** YOUR INSTRUCTIONS **
Write the records out again exactly, leaving no images in.

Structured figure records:
● ● ● ● ● ● ●

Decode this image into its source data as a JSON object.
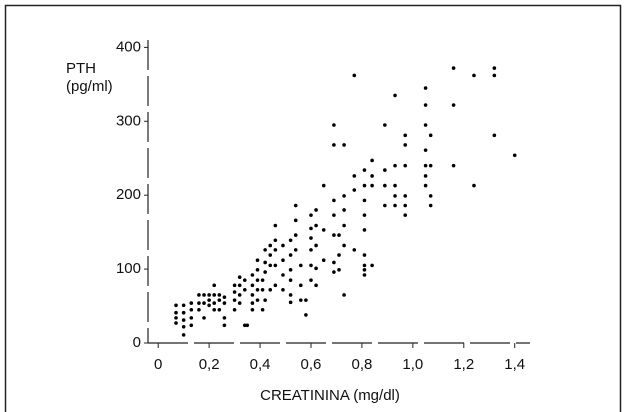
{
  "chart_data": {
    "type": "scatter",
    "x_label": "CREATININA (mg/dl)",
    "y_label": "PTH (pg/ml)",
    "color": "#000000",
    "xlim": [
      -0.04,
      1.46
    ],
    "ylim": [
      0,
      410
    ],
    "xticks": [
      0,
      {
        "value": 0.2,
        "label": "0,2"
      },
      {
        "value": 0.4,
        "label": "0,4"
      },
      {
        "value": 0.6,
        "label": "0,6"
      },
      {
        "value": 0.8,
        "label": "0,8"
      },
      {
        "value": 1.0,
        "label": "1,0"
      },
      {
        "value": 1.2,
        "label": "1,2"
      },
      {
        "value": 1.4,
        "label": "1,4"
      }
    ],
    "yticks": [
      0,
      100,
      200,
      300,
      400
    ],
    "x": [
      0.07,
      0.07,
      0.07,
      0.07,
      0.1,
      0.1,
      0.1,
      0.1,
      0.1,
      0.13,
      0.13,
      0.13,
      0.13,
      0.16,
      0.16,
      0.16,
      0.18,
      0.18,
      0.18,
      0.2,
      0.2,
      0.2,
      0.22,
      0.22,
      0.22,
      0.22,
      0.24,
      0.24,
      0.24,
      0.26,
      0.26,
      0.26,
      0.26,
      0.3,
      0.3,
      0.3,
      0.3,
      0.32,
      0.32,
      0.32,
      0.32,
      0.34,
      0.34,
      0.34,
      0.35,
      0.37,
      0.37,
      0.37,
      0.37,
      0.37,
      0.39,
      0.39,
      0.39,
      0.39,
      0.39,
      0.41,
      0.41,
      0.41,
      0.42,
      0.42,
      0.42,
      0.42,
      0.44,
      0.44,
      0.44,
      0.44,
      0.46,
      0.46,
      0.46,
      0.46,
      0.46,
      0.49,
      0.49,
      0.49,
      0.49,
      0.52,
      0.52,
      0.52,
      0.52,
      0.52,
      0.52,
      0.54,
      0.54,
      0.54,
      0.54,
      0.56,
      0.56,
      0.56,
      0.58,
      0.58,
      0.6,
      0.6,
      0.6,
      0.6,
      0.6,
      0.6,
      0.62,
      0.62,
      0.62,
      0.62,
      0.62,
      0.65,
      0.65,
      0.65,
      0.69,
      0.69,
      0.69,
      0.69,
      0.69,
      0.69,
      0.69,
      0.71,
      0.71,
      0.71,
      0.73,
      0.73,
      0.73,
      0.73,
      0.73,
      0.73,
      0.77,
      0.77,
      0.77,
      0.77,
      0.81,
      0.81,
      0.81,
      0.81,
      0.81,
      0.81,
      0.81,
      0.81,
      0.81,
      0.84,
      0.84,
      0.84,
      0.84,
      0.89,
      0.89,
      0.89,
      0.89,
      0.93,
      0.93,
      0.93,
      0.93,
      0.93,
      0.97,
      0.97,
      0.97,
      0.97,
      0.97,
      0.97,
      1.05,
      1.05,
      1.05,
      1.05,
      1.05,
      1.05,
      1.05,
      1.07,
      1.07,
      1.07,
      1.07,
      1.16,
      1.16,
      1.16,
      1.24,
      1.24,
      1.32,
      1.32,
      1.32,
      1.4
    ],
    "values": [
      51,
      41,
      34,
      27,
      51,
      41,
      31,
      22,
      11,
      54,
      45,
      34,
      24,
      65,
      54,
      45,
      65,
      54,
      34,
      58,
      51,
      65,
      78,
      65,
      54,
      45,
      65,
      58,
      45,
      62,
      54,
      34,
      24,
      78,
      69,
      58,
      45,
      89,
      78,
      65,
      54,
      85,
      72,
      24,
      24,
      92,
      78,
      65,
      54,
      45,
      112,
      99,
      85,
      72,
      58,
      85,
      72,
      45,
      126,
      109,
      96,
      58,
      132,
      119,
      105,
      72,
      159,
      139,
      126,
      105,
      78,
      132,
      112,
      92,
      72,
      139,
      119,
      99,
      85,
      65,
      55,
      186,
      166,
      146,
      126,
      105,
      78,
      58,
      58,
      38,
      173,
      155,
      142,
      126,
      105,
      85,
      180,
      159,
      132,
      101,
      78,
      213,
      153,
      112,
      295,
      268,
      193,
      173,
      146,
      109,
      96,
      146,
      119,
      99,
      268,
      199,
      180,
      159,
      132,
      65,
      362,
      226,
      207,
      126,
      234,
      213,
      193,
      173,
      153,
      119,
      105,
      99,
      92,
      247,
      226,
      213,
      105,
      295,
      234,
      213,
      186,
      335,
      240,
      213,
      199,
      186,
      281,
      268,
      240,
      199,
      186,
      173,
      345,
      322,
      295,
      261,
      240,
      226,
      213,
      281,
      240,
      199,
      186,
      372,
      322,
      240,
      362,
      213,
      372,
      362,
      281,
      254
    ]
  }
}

● ● ● ● ● ● ●

** PROBLEM SOLUTION **
Decode this image into its source data as a JSON object.
{
  "chart_data": {
    "type": "scatter",
    "x_label": "CREATININA (mg/dl)",
    "y_label": "PTH (pg/ml)",
    "color": "#000000",
    "xlim": [
      -0.04,
      1.46
    ],
    "ylim": [
      0,
      410
    ],
    "xticks": [
      0,
      {
        "value": 0.2,
        "label": "0,2"
      },
      {
        "value": 0.4,
        "label": "0,4"
      },
      {
        "value": 0.6,
        "label": "0,6"
      },
      {
        "value": 0.8,
        "label": "0,8"
      },
      {
        "value": 1.0,
        "label": "1,0"
      },
      {
        "value": 1.2,
        "label": "1,2"
      },
      {
        "value": 1.4,
        "label": "1,4"
      }
    ],
    "yticks": [
      0,
      100,
      200,
      300,
      400
    ],
    "x": [
      0.07,
      0.07,
      0.07,
      0.07,
      0.1,
      0.1,
      0.1,
      0.1,
      0.1,
      0.13,
      0.13,
      0.13,
      0.13,
      0.16,
      0.16,
      0.16,
      0.18,
      0.18,
      0.18,
      0.2,
      0.2,
      0.2,
      0.22,
      0.22,
      0.22,
      0.22,
      0.24,
      0.24,
      0.24,
      0.26,
      0.26,
      0.26,
      0.26,
      0.3,
      0.3,
      0.3,
      0.3,
      0.32,
      0.32,
      0.32,
      0.32,
      0.34,
      0.34,
      0.34,
      0.35,
      0.37,
      0.37,
      0.37,
      0.37,
      0.37,
      0.39,
      0.39,
      0.39,
      0.39,
      0.39,
      0.41,
      0.41,
      0.41,
      0.42,
      0.42,
      0.42,
      0.42,
      0.44,
      0.44,
      0.44,
      0.44,
      0.46,
      0.46,
      0.46,
      0.46,
      0.46,
      0.49,
      0.49,
      0.49,
      0.49,
      0.52,
      0.52,
      0.52,
      0.52,
      0.52,
      0.52,
      0.54,
      0.54,
      0.54,
      0.54,
      0.56,
      0.56,
      0.56,
      0.58,
      0.58,
      0.6,
      0.6,
      0.6,
      0.6,
      0.6,
      0.6,
      0.62,
      0.62,
      0.62,
      0.62,
      0.62,
      0.65,
      0.65,
      0.65,
      0.69,
      0.69,
      0.69,
      0.69,
      0.69,
      0.69,
      0.69,
      0.71,
      0.71,
      0.71,
      0.73,
      0.73,
      0.73,
      0.73,
      0.73,
      0.73,
      0.77,
      0.77,
      0.77,
      0.77,
      0.81,
      0.81,
      0.81,
      0.81,
      0.81,
      0.81,
      0.81,
      0.81,
      0.81,
      0.84,
      0.84,
      0.84,
      0.84,
      0.89,
      0.89,
      0.89,
      0.89,
      0.93,
      0.93,
      0.93,
      0.93,
      0.93,
      0.97,
      0.97,
      0.97,
      0.97,
      0.97,
      0.97,
      1.05,
      1.05,
      1.05,
      1.05,
      1.05,
      1.05,
      1.05,
      1.07,
      1.07,
      1.07,
      1.07,
      1.16,
      1.16,
      1.16,
      1.24,
      1.24,
      1.32,
      1.32,
      1.32,
      1.4
    ],
    "values": [
      51,
      41,
      34,
      27,
      51,
      41,
      31,
      22,
      11,
      54,
      45,
      34,
      24,
      65,
      54,
      45,
      65,
      54,
      34,
      58,
      51,
      65,
      78,
      65,
      54,
      45,
      65,
      58,
      45,
      62,
      54,
      34,
      24,
      78,
      69,
      58,
      45,
      89,
      78,
      65,
      54,
      85,
      72,
      24,
      24,
      92,
      78,
      65,
      54,
      45,
      112,
      99,
      85,
      72,
      58,
      85,
      72,
      45,
      126,
      109,
      96,
      58,
      132,
      119,
      105,
      72,
      159,
      139,
      126,
      105,
      78,
      132,
      112,
      92,
      72,
      139,
      119,
      99,
      85,
      65,
      55,
      186,
      166,
      146,
      126,
      105,
      78,
      58,
      58,
      38,
      173,
      155,
      142,
      126,
      105,
      85,
      180,
      159,
      132,
      101,
      78,
      213,
      153,
      112,
      295,
      268,
      193,
      173,
      146,
      109,
      96,
      146,
      119,
      99,
      268,
      199,
      180,
      159,
      132,
      65,
      362,
      226,
      207,
      126,
      234,
      213,
      193,
      173,
      153,
      119,
      105,
      99,
      92,
      247,
      226,
      213,
      105,
      295,
      234,
      213,
      186,
      335,
      240,
      213,
      199,
      186,
      281,
      268,
      240,
      199,
      186,
      173,
      345,
      322,
      295,
      261,
      240,
      226,
      213,
      281,
      240,
      199,
      186,
      372,
      322,
      240,
      362,
      213,
      372,
      362,
      281,
      254
    ]
  }
}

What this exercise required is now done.